Collected data entries:

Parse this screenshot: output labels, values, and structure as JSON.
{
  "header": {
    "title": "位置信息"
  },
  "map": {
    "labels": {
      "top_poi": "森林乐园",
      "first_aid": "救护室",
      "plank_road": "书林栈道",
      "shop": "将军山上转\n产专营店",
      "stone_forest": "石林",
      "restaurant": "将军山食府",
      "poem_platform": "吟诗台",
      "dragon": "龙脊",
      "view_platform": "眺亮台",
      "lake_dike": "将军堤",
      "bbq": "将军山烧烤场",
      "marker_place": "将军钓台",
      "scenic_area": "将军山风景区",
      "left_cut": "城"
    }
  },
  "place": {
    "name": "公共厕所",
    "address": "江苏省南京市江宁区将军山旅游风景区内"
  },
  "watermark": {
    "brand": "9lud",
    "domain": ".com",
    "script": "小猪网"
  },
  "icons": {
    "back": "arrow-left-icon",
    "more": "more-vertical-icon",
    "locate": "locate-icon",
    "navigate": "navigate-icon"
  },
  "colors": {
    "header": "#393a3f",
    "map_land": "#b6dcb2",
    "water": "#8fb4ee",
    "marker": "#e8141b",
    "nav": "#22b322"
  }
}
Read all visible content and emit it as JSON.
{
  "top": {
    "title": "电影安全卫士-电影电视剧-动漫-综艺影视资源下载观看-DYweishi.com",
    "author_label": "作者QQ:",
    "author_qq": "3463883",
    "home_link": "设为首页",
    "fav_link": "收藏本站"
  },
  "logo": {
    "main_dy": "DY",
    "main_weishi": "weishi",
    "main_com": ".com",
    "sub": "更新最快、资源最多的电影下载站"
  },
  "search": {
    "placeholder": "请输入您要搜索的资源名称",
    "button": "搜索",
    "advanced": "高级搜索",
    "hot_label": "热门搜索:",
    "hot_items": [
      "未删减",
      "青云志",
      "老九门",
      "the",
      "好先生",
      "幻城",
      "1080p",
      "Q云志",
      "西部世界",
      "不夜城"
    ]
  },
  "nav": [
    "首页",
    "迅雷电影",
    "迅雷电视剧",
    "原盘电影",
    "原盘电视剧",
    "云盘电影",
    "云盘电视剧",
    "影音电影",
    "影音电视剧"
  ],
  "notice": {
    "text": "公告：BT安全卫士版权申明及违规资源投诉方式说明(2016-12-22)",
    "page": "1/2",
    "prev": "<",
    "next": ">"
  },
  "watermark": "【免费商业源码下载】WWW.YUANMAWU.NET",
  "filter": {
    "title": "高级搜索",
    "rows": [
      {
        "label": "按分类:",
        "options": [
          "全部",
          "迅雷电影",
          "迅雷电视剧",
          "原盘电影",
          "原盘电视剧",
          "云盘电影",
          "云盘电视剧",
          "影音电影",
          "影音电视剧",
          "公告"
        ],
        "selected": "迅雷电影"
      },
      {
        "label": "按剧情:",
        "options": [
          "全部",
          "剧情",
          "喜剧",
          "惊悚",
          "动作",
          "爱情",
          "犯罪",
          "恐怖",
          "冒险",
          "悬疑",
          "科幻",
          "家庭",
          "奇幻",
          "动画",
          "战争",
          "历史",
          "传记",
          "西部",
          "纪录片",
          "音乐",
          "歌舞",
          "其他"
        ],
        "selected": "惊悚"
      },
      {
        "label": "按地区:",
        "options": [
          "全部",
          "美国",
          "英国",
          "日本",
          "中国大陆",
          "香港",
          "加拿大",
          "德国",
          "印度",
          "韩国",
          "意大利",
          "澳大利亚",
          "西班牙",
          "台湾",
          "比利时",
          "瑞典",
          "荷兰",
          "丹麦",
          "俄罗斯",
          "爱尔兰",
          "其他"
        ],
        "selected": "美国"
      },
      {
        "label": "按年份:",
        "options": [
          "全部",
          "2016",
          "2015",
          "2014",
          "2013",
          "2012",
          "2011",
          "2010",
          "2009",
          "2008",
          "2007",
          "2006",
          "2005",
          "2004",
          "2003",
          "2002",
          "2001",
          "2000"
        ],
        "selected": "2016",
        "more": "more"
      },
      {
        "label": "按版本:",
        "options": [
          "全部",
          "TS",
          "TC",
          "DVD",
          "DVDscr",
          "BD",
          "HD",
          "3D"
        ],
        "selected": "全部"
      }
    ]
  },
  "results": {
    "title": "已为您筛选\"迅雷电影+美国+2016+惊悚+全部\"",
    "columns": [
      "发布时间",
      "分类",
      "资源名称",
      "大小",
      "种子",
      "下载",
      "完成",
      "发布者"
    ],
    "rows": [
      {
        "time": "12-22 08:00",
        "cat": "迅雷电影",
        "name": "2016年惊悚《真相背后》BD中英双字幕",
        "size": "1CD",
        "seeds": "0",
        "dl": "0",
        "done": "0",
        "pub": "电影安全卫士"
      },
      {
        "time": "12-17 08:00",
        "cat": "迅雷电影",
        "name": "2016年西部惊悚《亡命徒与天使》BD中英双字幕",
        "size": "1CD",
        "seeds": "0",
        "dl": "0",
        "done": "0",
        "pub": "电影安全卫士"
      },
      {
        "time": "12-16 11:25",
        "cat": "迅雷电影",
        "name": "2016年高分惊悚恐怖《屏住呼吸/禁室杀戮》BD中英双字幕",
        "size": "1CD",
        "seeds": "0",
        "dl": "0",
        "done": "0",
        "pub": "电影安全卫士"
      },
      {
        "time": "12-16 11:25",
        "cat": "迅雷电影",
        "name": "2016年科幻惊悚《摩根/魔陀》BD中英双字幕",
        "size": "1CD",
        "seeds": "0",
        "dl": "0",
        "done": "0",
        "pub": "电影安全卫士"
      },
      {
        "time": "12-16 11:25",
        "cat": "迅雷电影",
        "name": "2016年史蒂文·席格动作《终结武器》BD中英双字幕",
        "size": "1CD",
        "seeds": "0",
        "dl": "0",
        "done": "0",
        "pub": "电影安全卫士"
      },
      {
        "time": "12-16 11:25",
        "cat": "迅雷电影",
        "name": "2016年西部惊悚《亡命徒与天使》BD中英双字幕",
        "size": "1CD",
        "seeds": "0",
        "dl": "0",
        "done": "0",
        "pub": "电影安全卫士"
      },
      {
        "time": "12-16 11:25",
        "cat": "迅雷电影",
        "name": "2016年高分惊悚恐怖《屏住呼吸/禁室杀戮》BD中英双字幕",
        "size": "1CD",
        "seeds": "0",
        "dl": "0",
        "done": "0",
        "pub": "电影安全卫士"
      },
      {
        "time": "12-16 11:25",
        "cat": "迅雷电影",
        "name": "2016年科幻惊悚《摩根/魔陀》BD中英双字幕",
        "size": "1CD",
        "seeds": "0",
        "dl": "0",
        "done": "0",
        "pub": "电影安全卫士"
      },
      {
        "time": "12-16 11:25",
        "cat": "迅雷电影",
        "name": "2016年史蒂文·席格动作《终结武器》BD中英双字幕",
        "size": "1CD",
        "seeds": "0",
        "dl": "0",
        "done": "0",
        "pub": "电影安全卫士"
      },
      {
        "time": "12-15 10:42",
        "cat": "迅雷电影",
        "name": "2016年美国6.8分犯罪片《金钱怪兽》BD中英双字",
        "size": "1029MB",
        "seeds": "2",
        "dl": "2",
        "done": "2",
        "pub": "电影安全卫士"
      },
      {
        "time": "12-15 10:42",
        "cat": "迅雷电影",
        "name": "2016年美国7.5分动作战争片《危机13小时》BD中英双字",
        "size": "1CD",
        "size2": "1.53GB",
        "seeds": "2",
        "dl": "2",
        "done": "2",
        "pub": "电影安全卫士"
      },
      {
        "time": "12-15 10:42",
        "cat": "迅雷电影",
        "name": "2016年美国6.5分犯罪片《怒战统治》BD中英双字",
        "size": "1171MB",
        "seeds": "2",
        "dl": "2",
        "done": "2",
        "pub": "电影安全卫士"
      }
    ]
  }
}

### TASK GOAL
Extract the complete listing verbatim.

### RESULT FOR THIS EXERCISE
Parse this screenshot: output labels, values, and structure as JSON.
{
  "header": {
    "title": "位置信息"
  },
  "map": {
    "labels": {
      "top_poi": "森林乐园",
      "first_aid": "救护室",
      "plank_road": "书林栈道",
      "shop": "将军山上转\n产专营店",
      "stone_forest": "石林",
      "restaurant": "将军山食府",
      "poem_platform": "吟诗台",
      "dragon": "龙脊",
      "view_platform": "眺亮台",
      "lake_dike": "将军堤",
      "bbq": "将军山烧烤场",
      "marker_place": "将军钓台",
      "scenic_area": "将军山风景区",
      "left_cut": "城"
    }
  },
  "place": {
    "name": "公共厕所",
    "address": "江苏省南京市江宁区将军山旅游风景区内"
  },
  "watermark": {
    "brand": "9lud",
    "domain": ".com",
    "script": "小猪网"
  },
  "icons": {
    "back": "arrow-left-icon",
    "more": "more-vertical-icon",
    "locate": "locate-icon",
    "navigate": "navigate-icon"
  },
  "colors": {
    "header": "#393a3f",
    "map_land": "#b6dcb2",
    "water": "#8fb4ee",
    "marker": "#e8141b",
    "nav": "#22b322"
  }
}
Read all visible content and emit it as JSON.
{
  "top": {
    "title": "电影安全卫士-电影电视剧-动漫-综艺影视资源下载观看-DYweishi.com",
    "author_label": "作者QQ:",
    "author_qq": "3463883",
    "home_link": "设为首页",
    "fav_link": "收藏本站"
  },
  "logo": {
    "main_dy": "DY",
    "main_weishi": "weishi",
    "main_com": ".com",
    "sub": "更新最快、资源最多的电影下载站"
  },
  "search": {
    "placeholder": "请输入您要搜索的资源名称",
    "button": "搜索",
    "advanced": "高级搜索",
    "hot_label": "热门搜索:",
    "hot_items": [
      "未删减",
      "青云志",
      "老九门",
      "the",
      "好先生",
      "幻城",
      "1080p",
      "Q云志",
      "西部世界",
      "不夜城"
    ]
  },
  "nav": [
    "首页",
    "迅雷电影",
    "迅雷电视剧",
    "原盘电影",
    "原盘电视剧",
    "云盘电影",
    "云盘电视剧",
    "影音电影",
    "影音电视剧"
  ],
  "notice": {
    "text": "公告：BT安全卫士版权申明及违规资源投诉方式说明(2016-12-22)",
    "page": "1/2",
    "prev": "<",
    "next": ">"
  },
  "watermark": "【免费商业源码下载】WWW.YUANMAWU.NET",
  "filter": {
    "title": "高级搜索",
    "rows": [
      {
        "label": "按分类:",
        "options": [
          "全部",
          "迅雷电影",
          "迅雷电视剧",
          "原盘电影",
          "原盘电视剧",
          "云盘电影",
          "云盘电视剧",
          "影音电影",
          "影音电视剧",
          "公告"
        ],
        "selected": "迅雷电影"
      },
      {
        "label": "按剧情:",
        "options": [
          "全部",
          "剧情",
          "喜剧",
          "惊悚",
          "动作",
          "爱情",
          "犯罪",
          "恐怖",
          "冒险",
          "悬疑",
          "科幻",
          "家庭",
          "奇幻",
          "动画",
          "战争",
          "历史",
          "传记",
          "西部",
          "纪录片",
          "音乐",
          "歌舞",
          "其他"
        ],
        "selected": "惊悚"
      },
      {
        "label": "按地区:",
        "options": [
          "全部",
          "美国",
          "英国",
          "日本",
          "中国大陆",
          "香港",
          "加拿大",
          "德国",
          "印度",
          "韩国",
          "意大利",
          "澳大利亚",
          "西班牙",
          "台湾",
          "比利时",
          "瑞典",
          "荷兰",
          "丹麦",
          "俄罗斯",
          "爱尔兰",
          "其他"
        ],
        "selected": "美国"
      },
      {
        "label": "按年份:",
        "options": [
          "全部",
          "2016",
          "2015",
          "2014",
          "2013",
          "2012",
          "2011",
          "2010",
          "2009",
          "2008",
          "2007",
          "2006",
          "2005",
          "2004",
          "2003",
          "2002",
          "2001",
          "2000"
        ],
        "selected": "2016",
        "more": "more"
      },
      {
        "label": "按版本:",
        "options": [
          "全部",
          "TS",
          "TC",
          "DVD",
          "DVDscr",
          "BD",
          "HD",
          "3D"
        ],
        "selected": "全部"
      }
    ]
  },
  "results": {
    "title": "已为您筛选\"迅雷电影+美国+2016+惊悚+全部\"",
    "columns": [
      "发布时间",
      "分类",
      "资源名称",
      "大小",
      "种子",
      "下载",
      "完成",
      "发布者"
    ],
    "rows": [
      {
        "time": "12-22 08:00",
        "cat": "迅雷电影",
        "name": "2016年惊悚《真相背后》BD中英双字幕",
        "size": "1CD",
        "seeds": "0",
        "dl": "0",
        "done": "0",
        "pub": "电影安全卫士"
      },
      {
        "time": "12-17 08:00",
        "cat": "迅雷电影",
        "name": "2016年西部惊悚《亡命徒与天使》BD中英双字幕",
        "size": "1CD",
        "seeds": "0",
        "dl": "0",
        "done": "0",
        "pub": "电影安全卫士"
      },
      {
        "time": "12-16 11:25",
        "cat": "迅雷电影",
        "name": "2016年高分惊悚恐怖《屏住呼吸/禁室杀戮》BD中英双字幕",
        "size": "1CD",
        "seeds": "0",
        "dl": "0",
        "done": "0",
        "pub": "电影安全卫士"
      },
      {
        "time": "12-16 11:25",
        "cat": "迅雷电影",
        "name": "2016年科幻惊悚《摩根/魔陀》BD中英双字幕",
        "size": "1CD",
        "seeds": "0",
        "dl": "0",
        "done": "0",
        "pub": "电影安全卫士"
      },
      {
        "time": "12-16 11:25",
        "cat": "迅雷电影",
        "name": "2016年史蒂文·席格动作《终结武器》BD中英双字幕",
        "size": "1CD",
        "seeds": "0",
        "dl": "0",
        "done": "0",
        "pub": "电影安全卫士"
      },
      {
        "time": "12-16 11:25",
        "cat": "迅雷电影",
        "name": "2016年西部惊悚《亡命徒与天使》BD中英双字幕",
        "size": "1CD",
        "seeds": "0",
        "dl": "0",
        "done": "0",
        "pub": "电影安全卫士"
      },
      {
        "time": "12-16 11:25",
        "cat": "迅雷电影",
        "name": "2016年高分惊悚恐怖《屏住呼吸/禁室杀戮》BD中英双字幕",
        "size": "1CD",
        "seeds": "0",
        "dl": "0",
        "done": "0",
        "pub": "电影安全卫士"
      },
      {
        "time": "12-16 11:25",
        "cat": "迅雷电影",
        "name": "2016年科幻惊悚《摩根/魔陀》BD中英双字幕",
        "size": "1CD",
        "seeds": "0",
        "dl": "0",
        "done": "0",
        "pub": "电影安全卫士"
      },
      {
        "time": "12-16 11:25",
        "cat": "迅雷电影",
        "name": "2016年史蒂文·席格动作《终结武器》BD中英双字幕",
        "size": "1CD",
        "seeds": "0",
        "dl": "0",
        "done": "0",
        "pub": "电影安全卫士"
      },
      {
        "time": "12-15 10:42",
        "cat": "迅雷电影",
        "name": "2016年美国6.8分犯罪片《金钱怪兽》BD中英双字",
        "size": "1029MB",
        "seeds": "2",
        "dl": "2",
        "done": "2",
        "pub": "电影安全卫士"
      },
      {
        "time": "12-15 10:42",
        "cat": "迅雷电影",
        "name": "2016年美国7.5分动作战争片《危机13小时》BD中英双字",
        "size": "1CD",
        "size2": "1.53GB",
        "seeds": "2",
        "dl": "2",
        "done": "2",
        "pub": "电影安全卫士"
      },
      {
        "time": "12-15 10:42",
        "cat": "迅雷电影",
        "name": "2016年美国6.5分犯罪片《怒战统治》BD中英双字",
        "size": "1171MB",
        "seeds": "2",
        "dl": "2",
        "done": "2",
        "pub": "电影安全卫士"
      }
    ]
  }
}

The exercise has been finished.